Collected data entries
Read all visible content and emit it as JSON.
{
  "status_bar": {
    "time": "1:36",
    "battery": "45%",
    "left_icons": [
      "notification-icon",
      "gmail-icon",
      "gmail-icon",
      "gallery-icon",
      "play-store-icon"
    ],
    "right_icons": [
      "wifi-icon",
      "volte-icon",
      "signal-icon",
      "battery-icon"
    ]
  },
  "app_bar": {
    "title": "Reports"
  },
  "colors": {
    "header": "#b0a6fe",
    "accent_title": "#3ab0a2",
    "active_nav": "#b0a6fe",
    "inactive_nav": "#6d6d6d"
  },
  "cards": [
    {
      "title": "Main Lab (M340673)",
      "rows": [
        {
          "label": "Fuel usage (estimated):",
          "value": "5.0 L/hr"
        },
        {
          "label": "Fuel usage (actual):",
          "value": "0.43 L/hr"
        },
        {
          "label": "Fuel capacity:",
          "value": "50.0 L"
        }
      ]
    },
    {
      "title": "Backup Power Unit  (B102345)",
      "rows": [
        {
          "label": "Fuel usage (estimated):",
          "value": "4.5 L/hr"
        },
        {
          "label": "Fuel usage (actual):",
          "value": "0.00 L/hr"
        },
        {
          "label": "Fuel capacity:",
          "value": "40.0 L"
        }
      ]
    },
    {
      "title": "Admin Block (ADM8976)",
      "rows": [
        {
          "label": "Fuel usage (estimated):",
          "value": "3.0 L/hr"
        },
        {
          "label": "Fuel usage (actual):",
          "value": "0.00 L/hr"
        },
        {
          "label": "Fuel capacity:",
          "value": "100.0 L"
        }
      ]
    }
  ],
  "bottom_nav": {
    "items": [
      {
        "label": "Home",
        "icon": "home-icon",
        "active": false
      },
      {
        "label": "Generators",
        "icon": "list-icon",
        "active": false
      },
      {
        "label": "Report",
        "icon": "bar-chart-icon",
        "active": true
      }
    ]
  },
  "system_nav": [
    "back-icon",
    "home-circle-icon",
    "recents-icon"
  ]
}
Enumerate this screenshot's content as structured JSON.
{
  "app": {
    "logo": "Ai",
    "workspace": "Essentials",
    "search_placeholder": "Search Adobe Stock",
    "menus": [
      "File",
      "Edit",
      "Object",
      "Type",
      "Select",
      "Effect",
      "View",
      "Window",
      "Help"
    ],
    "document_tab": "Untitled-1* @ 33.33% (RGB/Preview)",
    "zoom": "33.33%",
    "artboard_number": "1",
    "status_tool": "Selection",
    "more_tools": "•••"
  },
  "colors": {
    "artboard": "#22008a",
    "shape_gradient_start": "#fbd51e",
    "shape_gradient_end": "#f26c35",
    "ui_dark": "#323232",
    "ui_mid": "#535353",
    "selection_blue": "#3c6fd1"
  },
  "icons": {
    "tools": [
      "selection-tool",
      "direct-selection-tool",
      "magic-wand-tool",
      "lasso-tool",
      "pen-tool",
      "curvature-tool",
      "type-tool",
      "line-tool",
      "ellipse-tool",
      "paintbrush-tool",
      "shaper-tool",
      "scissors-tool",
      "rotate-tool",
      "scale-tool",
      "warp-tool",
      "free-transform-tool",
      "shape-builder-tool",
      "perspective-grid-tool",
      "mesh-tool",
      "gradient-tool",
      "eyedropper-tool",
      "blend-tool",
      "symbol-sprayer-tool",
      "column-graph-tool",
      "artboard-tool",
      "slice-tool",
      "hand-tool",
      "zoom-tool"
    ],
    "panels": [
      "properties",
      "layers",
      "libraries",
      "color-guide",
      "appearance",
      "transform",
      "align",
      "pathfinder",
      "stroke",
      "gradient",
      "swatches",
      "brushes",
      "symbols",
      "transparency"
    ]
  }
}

**Job**. Restate all of the entries above precisely.

**Reply to the exercise**.
Read all visible content and emit it as JSON.
{
  "status_bar": {
    "time": "1:36",
    "battery": "45%",
    "left_icons": [
      "notification-icon",
      "gmail-icon",
      "gmail-icon",
      "gallery-icon",
      "play-store-icon"
    ],
    "right_icons": [
      "wifi-icon",
      "volte-icon",
      "signal-icon",
      "battery-icon"
    ]
  },
  "app_bar": {
    "title": "Reports"
  },
  "colors": {
    "header": "#b0a6fe",
    "accent_title": "#3ab0a2",
    "active_nav": "#b0a6fe",
    "inactive_nav": "#6d6d6d"
  },
  "cards": [
    {
      "title": "Main Lab (M340673)",
      "rows": [
        {
          "label": "Fuel usage (estimated):",
          "value": "5.0 L/hr"
        },
        {
          "label": "Fuel usage (actual):",
          "value": "0.43 L/hr"
        },
        {
          "label": "Fuel capacity:",
          "value": "50.0 L"
        }
      ]
    },
    {
      "title": "Backup Power Unit  (B102345)",
      "rows": [
        {
          "label": "Fuel usage (estimated):",
          "value": "4.5 L/hr"
        },
        {
          "label": "Fuel usage (actual):",
          "value": "0.00 L/hr"
        },
        {
          "label": "Fuel capacity:",
          "value": "40.0 L"
        }
      ]
    },
    {
      "title": "Admin Block (ADM8976)",
      "rows": [
        {
          "label": "Fuel usage (estimated):",
          "value": "3.0 L/hr"
        },
        {
          "label": "Fuel usage (actual):",
          "value": "0.00 L/hr"
        },
        {
          "label": "Fuel capacity:",
          "value": "100.0 L"
        }
      ]
    }
  ],
  "bottom_nav": {
    "items": [
      {
        "label": "Home",
        "icon": "home-icon",
        "active": false
      },
      {
        "label": "Generators",
        "icon": "list-icon",
        "active": false
      },
      {
        "label": "Report",
        "icon": "bar-chart-icon",
        "active": true
      }
    ]
  },
  "system_nav": [
    "back-icon",
    "home-circle-icon",
    "recents-icon"
  ]
}
Enumerate this screenshot's content as structured JSON.
{
  "app": {
    "logo": "Ai",
    "workspace": "Essentials",
    "search_placeholder": "Search Adobe Stock",
    "menus": [
      "File",
      "Edit",
      "Object",
      "Type",
      "Select",
      "Effect",
      "View",
      "Window",
      "Help"
    ],
    "document_tab": "Untitled-1* @ 33.33% (RGB/Preview)",
    "zoom": "33.33%",
    "artboard_number": "1",
    "status_tool": "Selection",
    "more_tools": "•••"
  },
  "colors": {
    "artboard": "#22008a",
    "shape_gradient_start": "#fbd51e",
    "shape_gradient_end": "#f26c35",
    "ui_dark": "#323232",
    "ui_mid": "#535353",
    "selection_blue": "#3c6fd1"
  },
  "icons": {
    "tools": [
      "selection-tool",
      "direct-selection-tool",
      "magic-wand-tool",
      "lasso-tool",
      "pen-tool",
      "curvature-tool",
      "type-tool",
      "line-tool",
      "ellipse-tool",
      "paintbrush-tool",
      "shaper-tool",
      "scissors-tool",
      "rotate-tool",
      "scale-tool",
      "warp-tool",
      "free-transform-tool",
      "shape-builder-tool",
      "perspective-grid-tool",
      "mesh-tool",
      "gradient-tool",
      "eyedropper-tool",
      "blend-tool",
      "symbol-sprayer-tool",
      "column-graph-tool",
      "artboard-tool",
      "slice-tool",
      "hand-tool",
      "zoom-tool"
    ],
    "panels": [
      "properties",
      "layers",
      "libraries",
      "color-guide",
      "appearance",
      "transform",
      "align",
      "pathfinder",
      "stroke",
      "gradient",
      "swatches",
      "brushes",
      "symbols",
      "transparency"
    ]
  }
}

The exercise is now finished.